What the exercise asks → Transcribe each line of the records below exactly, excluding any embedded images.

** Start of Dataset records **

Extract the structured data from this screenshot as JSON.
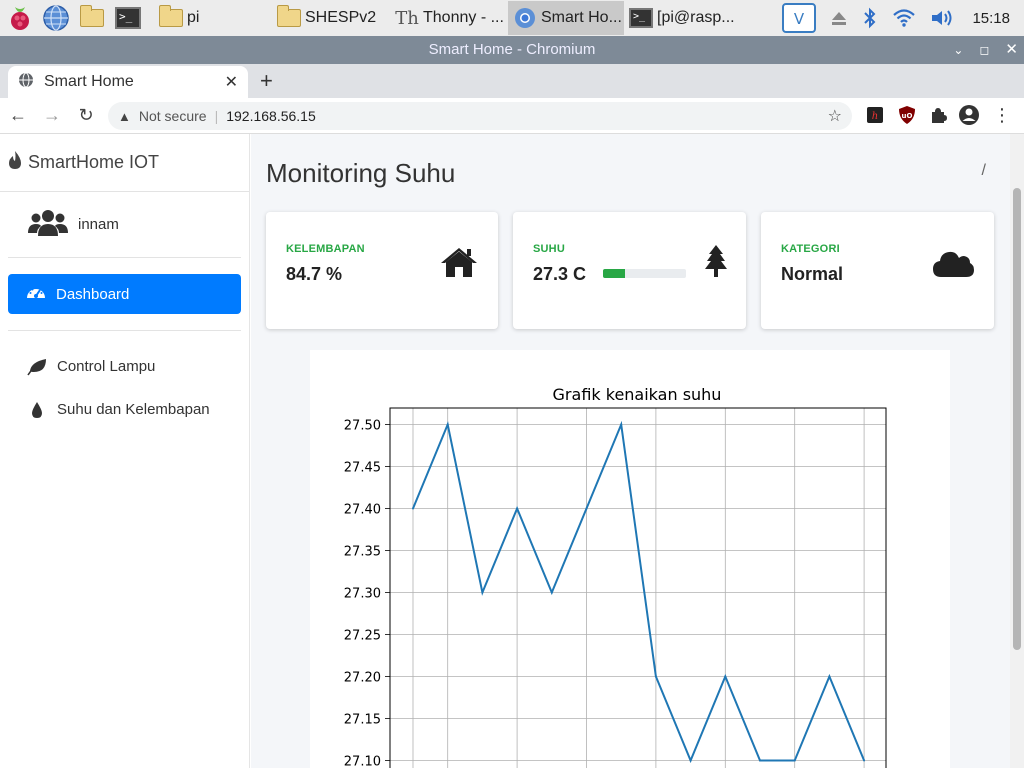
{
  "taskbar": {
    "tasks": [
      {
        "label": "pi"
      },
      {
        "label": "SHESPv2"
      },
      {
        "label": "Thonny  - ..."
      },
      {
        "label": "Smart Ho..."
      },
      {
        "label": "[pi@rasp..."
      }
    ],
    "clock": "15:18"
  },
  "window": {
    "title": "Smart Home - Chromium"
  },
  "browser": {
    "tab_title": "Smart Home",
    "security_label": "Not secure",
    "url": "192.168.56.15"
  },
  "sidebar": {
    "brand": "SmartHome IOT",
    "username": "innam",
    "active_item": "Dashboard",
    "items": [
      {
        "label": "Control Lampu"
      },
      {
        "label": "Suhu dan Kelembapan"
      }
    ]
  },
  "page": {
    "title": "Monitoring Suhu",
    "breadcrumb": "/"
  },
  "cards": {
    "humidity": {
      "label": "KELEMBAPAN",
      "value": "84.7 %"
    },
    "temperature": {
      "label": "SUHU",
      "value": "27.3 C",
      "progress_percent": 27
    },
    "category": {
      "label": "KATEGORI",
      "value": "Normal"
    }
  },
  "colors": {
    "primary": "#007bff",
    "success": "#28a745",
    "line": "#1f77b4"
  },
  "chart_data": {
    "type": "line",
    "title": "Grafik kenaikan suhu",
    "x": [
      0,
      1,
      2,
      3,
      4,
      5,
      6,
      7,
      8,
      9,
      10,
      11,
      12,
      13
    ],
    "values": [
      27.4,
      27.5,
      27.3,
      27.4,
      27.3,
      27.4,
      27.5,
      27.2,
      27.1,
      27.2,
      27.1,
      27.1,
      27.2,
      27.1
    ],
    "yticks": [
      "27.50",
      "27.45",
      "27.40",
      "27.35",
      "27.30",
      "27.25",
      "27.20",
      "27.15",
      "27.10"
    ],
    "ytick_values": [
      27.5,
      27.45,
      27.4,
      27.35,
      27.3,
      27.25,
      27.2,
      27.15,
      27.1
    ],
    "grid": true,
    "xlabel": "",
    "ylabel": ""
  }
}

** End of Dataset records **

Solution for this problem →
Extract the structured data from this screenshot as JSON.
{
  "taskbar": {
    "tasks": [
      {
        "label": "pi"
      },
      {
        "label": "SHESPv2"
      },
      {
        "label": "Thonny  - ..."
      },
      {
        "label": "Smart Ho..."
      },
      {
        "label": "[pi@rasp..."
      }
    ],
    "clock": "15:18"
  },
  "window": {
    "title": "Smart Home - Chromium"
  },
  "browser": {
    "tab_title": "Smart Home",
    "security_label": "Not secure",
    "url": "192.168.56.15"
  },
  "sidebar": {
    "brand": "SmartHome IOT",
    "username": "innam",
    "active_item": "Dashboard",
    "items": [
      {
        "label": "Control Lampu"
      },
      {
        "label": "Suhu dan Kelembapan"
      }
    ]
  },
  "page": {
    "title": "Monitoring Suhu",
    "breadcrumb": "/"
  },
  "cards": {
    "humidity": {
      "label": "KELEMBAPAN",
      "value": "84.7 %"
    },
    "temperature": {
      "label": "SUHU",
      "value": "27.3 C",
      "progress_percent": 27
    },
    "category": {
      "label": "KATEGORI",
      "value": "Normal"
    }
  },
  "colors": {
    "primary": "#007bff",
    "success": "#28a745",
    "line": "#1f77b4"
  },
  "chart_data": {
    "type": "line",
    "title": "Grafik kenaikan suhu",
    "x": [
      0,
      1,
      2,
      3,
      4,
      5,
      6,
      7,
      8,
      9,
      10,
      11,
      12,
      13
    ],
    "values": [
      27.4,
      27.5,
      27.3,
      27.4,
      27.3,
      27.4,
      27.5,
      27.2,
      27.1,
      27.2,
      27.1,
      27.1,
      27.2,
      27.1
    ],
    "yticks": [
      "27.50",
      "27.45",
      "27.40",
      "27.35",
      "27.30",
      "27.25",
      "27.20",
      "27.15",
      "27.10"
    ],
    "ytick_values": [
      27.5,
      27.45,
      27.4,
      27.35,
      27.3,
      27.25,
      27.2,
      27.15,
      27.1
    ],
    "grid": true,
    "xlabel": "",
    "ylabel": ""
  }
}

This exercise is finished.